## [TASK REQUIREMENTS]
Write out the whole listing, matching it exactly.

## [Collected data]
....
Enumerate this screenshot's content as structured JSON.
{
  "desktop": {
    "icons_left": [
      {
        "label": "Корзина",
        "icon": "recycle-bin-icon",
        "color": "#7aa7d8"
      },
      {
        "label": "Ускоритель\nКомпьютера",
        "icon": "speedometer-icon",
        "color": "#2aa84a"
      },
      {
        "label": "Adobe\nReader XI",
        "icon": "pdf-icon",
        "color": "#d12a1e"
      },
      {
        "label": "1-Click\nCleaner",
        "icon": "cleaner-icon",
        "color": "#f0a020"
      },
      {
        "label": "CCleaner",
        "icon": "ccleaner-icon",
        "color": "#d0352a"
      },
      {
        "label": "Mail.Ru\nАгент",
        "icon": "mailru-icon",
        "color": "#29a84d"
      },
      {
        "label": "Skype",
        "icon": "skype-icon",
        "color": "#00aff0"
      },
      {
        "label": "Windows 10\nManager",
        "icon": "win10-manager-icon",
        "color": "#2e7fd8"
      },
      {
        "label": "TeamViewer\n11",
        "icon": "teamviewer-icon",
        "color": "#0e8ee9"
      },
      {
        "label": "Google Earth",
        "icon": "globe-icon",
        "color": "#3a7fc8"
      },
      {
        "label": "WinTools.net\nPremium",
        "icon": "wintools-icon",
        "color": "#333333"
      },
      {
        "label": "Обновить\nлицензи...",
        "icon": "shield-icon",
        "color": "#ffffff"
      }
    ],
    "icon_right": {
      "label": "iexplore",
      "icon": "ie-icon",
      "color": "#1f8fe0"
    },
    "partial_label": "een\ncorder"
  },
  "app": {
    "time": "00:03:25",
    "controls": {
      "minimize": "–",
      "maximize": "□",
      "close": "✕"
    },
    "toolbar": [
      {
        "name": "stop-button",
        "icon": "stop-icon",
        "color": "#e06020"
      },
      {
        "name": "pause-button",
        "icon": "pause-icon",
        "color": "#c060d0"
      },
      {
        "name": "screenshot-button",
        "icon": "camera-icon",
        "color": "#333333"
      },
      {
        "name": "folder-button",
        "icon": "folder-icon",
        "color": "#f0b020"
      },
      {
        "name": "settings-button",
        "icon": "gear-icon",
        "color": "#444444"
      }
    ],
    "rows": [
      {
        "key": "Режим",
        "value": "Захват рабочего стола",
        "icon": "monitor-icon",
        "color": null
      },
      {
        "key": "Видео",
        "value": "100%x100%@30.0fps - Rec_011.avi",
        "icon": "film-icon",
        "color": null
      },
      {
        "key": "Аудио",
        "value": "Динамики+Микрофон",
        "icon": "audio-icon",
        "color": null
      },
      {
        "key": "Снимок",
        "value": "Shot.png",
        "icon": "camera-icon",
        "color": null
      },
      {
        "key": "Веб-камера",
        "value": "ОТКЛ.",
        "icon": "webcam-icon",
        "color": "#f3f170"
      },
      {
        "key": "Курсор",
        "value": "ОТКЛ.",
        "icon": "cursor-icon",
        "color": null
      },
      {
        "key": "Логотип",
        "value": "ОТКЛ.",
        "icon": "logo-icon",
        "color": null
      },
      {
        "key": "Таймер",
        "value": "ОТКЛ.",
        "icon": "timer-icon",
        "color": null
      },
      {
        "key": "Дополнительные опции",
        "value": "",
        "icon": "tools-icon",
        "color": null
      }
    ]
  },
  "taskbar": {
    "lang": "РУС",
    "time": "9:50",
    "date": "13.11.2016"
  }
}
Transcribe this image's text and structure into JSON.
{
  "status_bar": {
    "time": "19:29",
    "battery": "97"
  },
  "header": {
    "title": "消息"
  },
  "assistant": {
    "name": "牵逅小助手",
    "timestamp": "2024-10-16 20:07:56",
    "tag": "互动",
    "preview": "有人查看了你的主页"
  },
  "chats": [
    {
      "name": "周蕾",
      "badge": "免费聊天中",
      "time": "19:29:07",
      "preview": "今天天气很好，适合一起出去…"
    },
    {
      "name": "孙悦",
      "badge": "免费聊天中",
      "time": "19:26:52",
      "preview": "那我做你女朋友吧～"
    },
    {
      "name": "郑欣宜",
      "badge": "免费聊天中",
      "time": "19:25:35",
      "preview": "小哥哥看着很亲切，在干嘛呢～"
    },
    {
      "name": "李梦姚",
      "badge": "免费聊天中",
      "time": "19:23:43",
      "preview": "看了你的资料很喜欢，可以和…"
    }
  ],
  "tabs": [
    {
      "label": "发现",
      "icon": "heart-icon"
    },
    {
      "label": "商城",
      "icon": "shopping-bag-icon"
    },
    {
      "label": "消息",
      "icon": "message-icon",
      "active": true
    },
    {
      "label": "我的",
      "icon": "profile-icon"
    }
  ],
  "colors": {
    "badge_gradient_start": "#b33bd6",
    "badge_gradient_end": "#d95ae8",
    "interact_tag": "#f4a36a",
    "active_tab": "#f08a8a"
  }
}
....
## [SOLUTION TO THIS PROBLEM]
Enumerate this screenshot's content as structured JSON.
{
  "desktop": {
    "icons_left": [
      {
        "label": "Корзина",
        "icon": "recycle-bin-icon",
        "color": "#7aa7d8"
      },
      {
        "label": "Ускоритель\nКомпьютера",
        "icon": "speedometer-icon",
        "color": "#2aa84a"
      },
      {
        "label": "Adobe\nReader XI",
        "icon": "pdf-icon",
        "color": "#d12a1e"
      },
      {
        "label": "1-Click\nCleaner",
        "icon": "cleaner-icon",
        "color": "#f0a020"
      },
      {
        "label": "CCleaner",
        "icon": "ccleaner-icon",
        "color": "#d0352a"
      },
      {
        "label": "Mail.Ru\nАгент",
        "icon": "mailru-icon",
        "color": "#29a84d"
      },
      {
        "label": "Skype",
        "icon": "skype-icon",
        "color": "#00aff0"
      },
      {
        "label": "Windows 10\nManager",
        "icon": "win10-manager-icon",
        "color": "#2e7fd8"
      },
      {
        "label": "TeamViewer\n11",
        "icon": "teamviewer-icon",
        "color": "#0e8ee9"
      },
      {
        "label": "Google Earth",
        "icon": "globe-icon",
        "color": "#3a7fc8"
      },
      {
        "label": "WinTools.net\nPremium",
        "icon": "wintools-icon",
        "color": "#333333"
      },
      {
        "label": "Обновить\nлицензи...",
        "icon": "shield-icon",
        "color": "#ffffff"
      }
    ],
    "icon_right": {
      "label": "iexplore",
      "icon": "ie-icon",
      "color": "#1f8fe0"
    },
    "partial_label": "een\ncorder"
  },
  "app": {
    "time": "00:03:25",
    "controls": {
      "minimize": "–",
      "maximize": "□",
      "close": "✕"
    },
    "toolbar": [
      {
        "name": "stop-button",
        "icon": "stop-icon",
        "color": "#e06020"
      },
      {
        "name": "pause-button",
        "icon": "pause-icon",
        "color": "#c060d0"
      },
      {
        "name": "screenshot-button",
        "icon": "camera-icon",
        "color": "#333333"
      },
      {
        "name": "folder-button",
        "icon": "folder-icon",
        "color": "#f0b020"
      },
      {
        "name": "settings-button",
        "icon": "gear-icon",
        "color": "#444444"
      }
    ],
    "rows": [
      {
        "key": "Режим",
        "value": "Захват рабочего стола",
        "icon": "monitor-icon",
        "color": null
      },
      {
        "key": "Видео",
        "value": "100%x100%@30.0fps - Rec_011.avi",
        "icon": "film-icon",
        "color": null
      },
      {
        "key": "Аудио",
        "value": "Динамики+Микрофон",
        "icon": "audio-icon",
        "color": null
      },
      {
        "key": "Снимок",
        "value": "Shot.png",
        "icon": "camera-icon",
        "color": null
      },
      {
        "key": "Веб-камера",
        "value": "ОТКЛ.",
        "icon": "webcam-icon",
        "color": "#f3f170"
      },
      {
        "key": "Курсор",
        "value": "ОТКЛ.",
        "icon": "cursor-icon",
        "color": null
      },
      {
        "key": "Логотип",
        "value": "ОТКЛ.",
        "icon": "logo-icon",
        "color": null
      },
      {
        "key": "Таймер",
        "value": "ОТКЛ.",
        "icon": "timer-icon",
        "color": null
      },
      {
        "key": "Дополнительные опции",
        "value": "",
        "icon": "tools-icon",
        "color": null
      }
    ]
  },
  "taskbar": {
    "lang": "РУС",
    "time": "9:50",
    "date": "13.11.2016"
  }
}
Transcribe this image's text and structure into JSON.
{
  "status_bar": {
    "time": "19:29",
    "battery": "97"
  },
  "header": {
    "title": "消息"
  },
  "assistant": {
    "name": "牵逅小助手",
    "timestamp": "2024-10-16 20:07:56",
    "tag": "互动",
    "preview": "有人查看了你的主页"
  },
  "chats": [
    {
      "name": "周蕾",
      "badge": "免费聊天中",
      "time": "19:29:07",
      "preview": "今天天气很好，适合一起出去…"
    },
    {
      "name": "孙悦",
      "badge": "免费聊天中",
      "time": "19:26:52",
      "preview": "那我做你女朋友吧～"
    },
    {
      "name": "郑欣宜",
      "badge": "免费聊天中",
      "time": "19:25:35",
      "preview": "小哥哥看着很亲切，在干嘛呢～"
    },
    {
      "name": "李梦姚",
      "badge": "免费聊天中",
      "time": "19:23:43",
      "preview": "看了你的资料很喜欢，可以和…"
    }
  ],
  "tabs": [
    {
      "label": "发现",
      "icon": "heart-icon"
    },
    {
      "label": "商城",
      "icon": "shopping-bag-icon"
    },
    {
      "label": "消息",
      "icon": "message-icon",
      "active": true
    },
    {
      "label": "我的",
      "icon": "profile-icon"
    }
  ],
  "colors": {
    "badge_gradient_start": "#b33bd6",
    "badge_gradient_end": "#d95ae8",
    "interact_tag": "#f4a36a",
    "active_tab": "#f08a8a"
  }
}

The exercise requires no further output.